GIVEN PROBLEM = Extract each line where the string "Stereo" shows up.
※ ※ ※
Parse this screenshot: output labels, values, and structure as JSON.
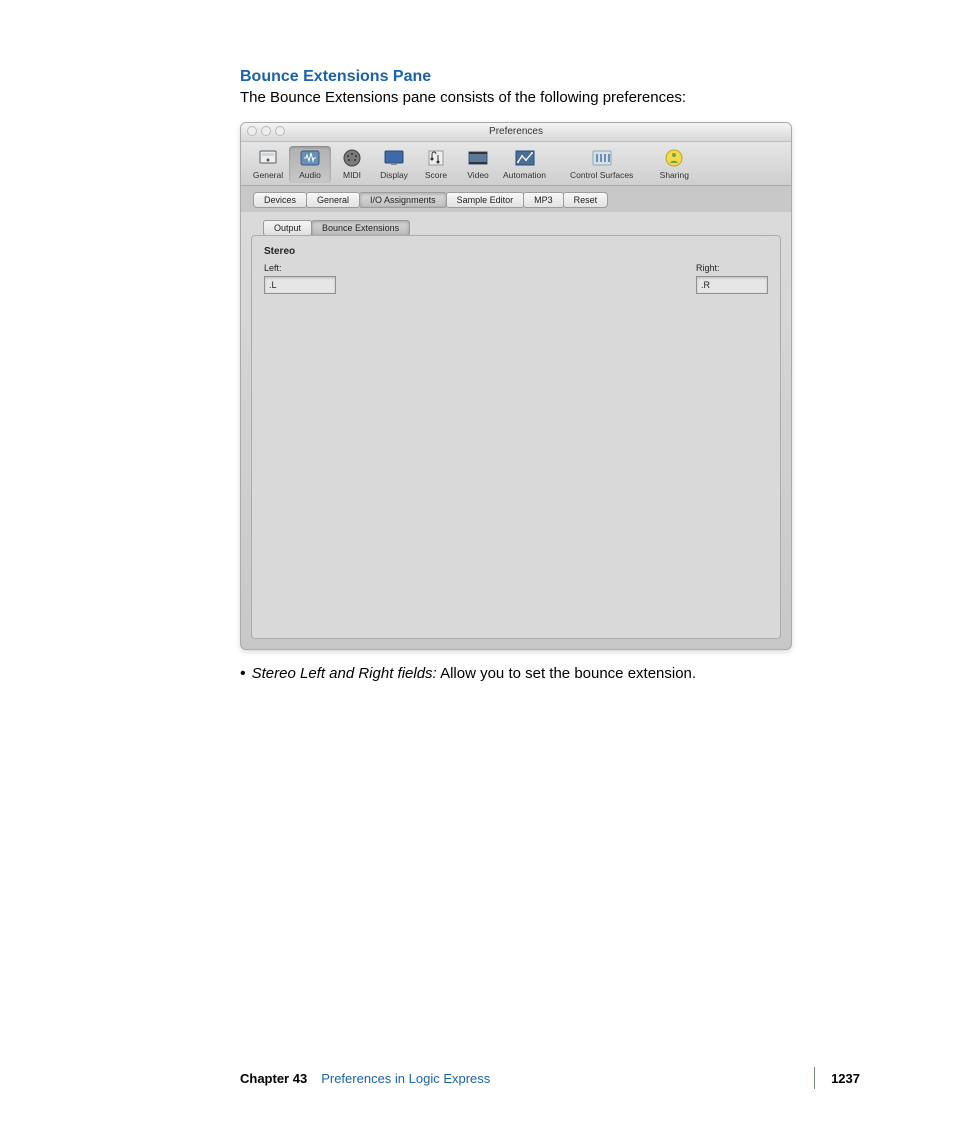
{
  "heading": "Bounce Extensions Pane",
  "intro": "The Bounce Extensions pane consists of the following preferences:",
  "window": {
    "title": "Preferences",
    "toolbar": [
      {
        "name": "general",
        "label": "General",
        "active": false,
        "icon": "general"
      },
      {
        "name": "audio",
        "label": "Audio",
        "active": true,
        "icon": "audio"
      },
      {
        "name": "midi",
        "label": "MIDI",
        "active": false,
        "icon": "midi"
      },
      {
        "name": "display",
        "label": "Display",
        "active": false,
        "icon": "display"
      },
      {
        "name": "score",
        "label": "Score",
        "active": false,
        "icon": "score"
      },
      {
        "name": "video",
        "label": "Video",
        "active": false,
        "icon": "video"
      },
      {
        "name": "automation",
        "label": "Automation",
        "active": false,
        "icon": "automation"
      },
      {
        "name": "control-surfaces",
        "label": "Control Surfaces",
        "active": false,
        "icon": "control"
      },
      {
        "name": "sharing",
        "label": "Sharing",
        "active": false,
        "icon": "sharing"
      }
    ],
    "subtabs": [
      {
        "name": "devices",
        "label": "Devices",
        "active": false
      },
      {
        "name": "general",
        "label": "General",
        "active": false
      },
      {
        "name": "io-assignments",
        "label": "I/O Assignments",
        "active": true
      },
      {
        "name": "sample-editor",
        "label": "Sample Editor",
        "active": false
      },
      {
        "name": "mp3",
        "label": "MP3",
        "active": false
      },
      {
        "name": "reset",
        "label": "Reset",
        "active": false
      }
    ],
    "innertabs": [
      {
        "name": "output",
        "label": "Output",
        "active": false
      },
      {
        "name": "bounce-extensions",
        "label": "Bounce Extensions",
        "active": true
      }
    ],
    "group": {
      "label": "Stereo",
      "left": {
        "label": "Left:",
        "value": ".L"
      },
      "right": {
        "label": "Right:",
        "value": ".R"
      }
    }
  },
  "bullet": {
    "term": "Stereo Left and Right fields:",
    "desc": "  Allow you to set the bounce extension."
  },
  "footer": {
    "chapter": "Chapter 43",
    "title": "Preferences in Logic Express",
    "page": "1237"
  }
}
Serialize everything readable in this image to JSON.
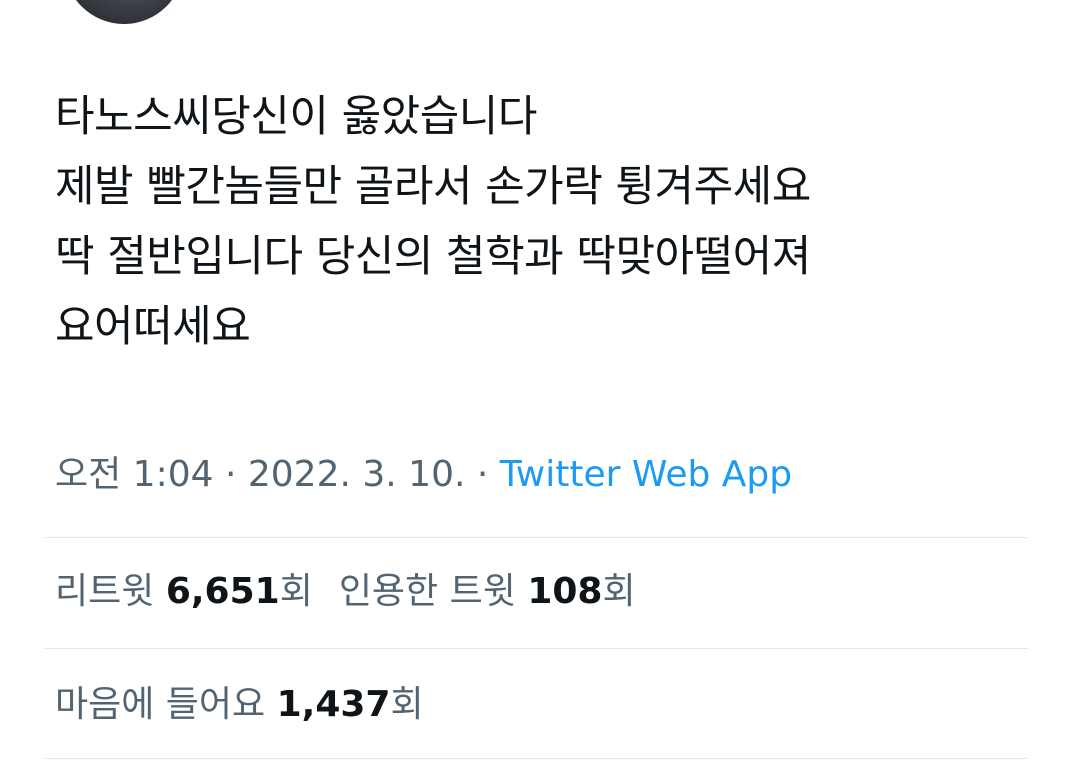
※ ※ ※
EXERCISE RESULT =
      "label": "Stereo",
    "term": "Stereo Left and Right fields:",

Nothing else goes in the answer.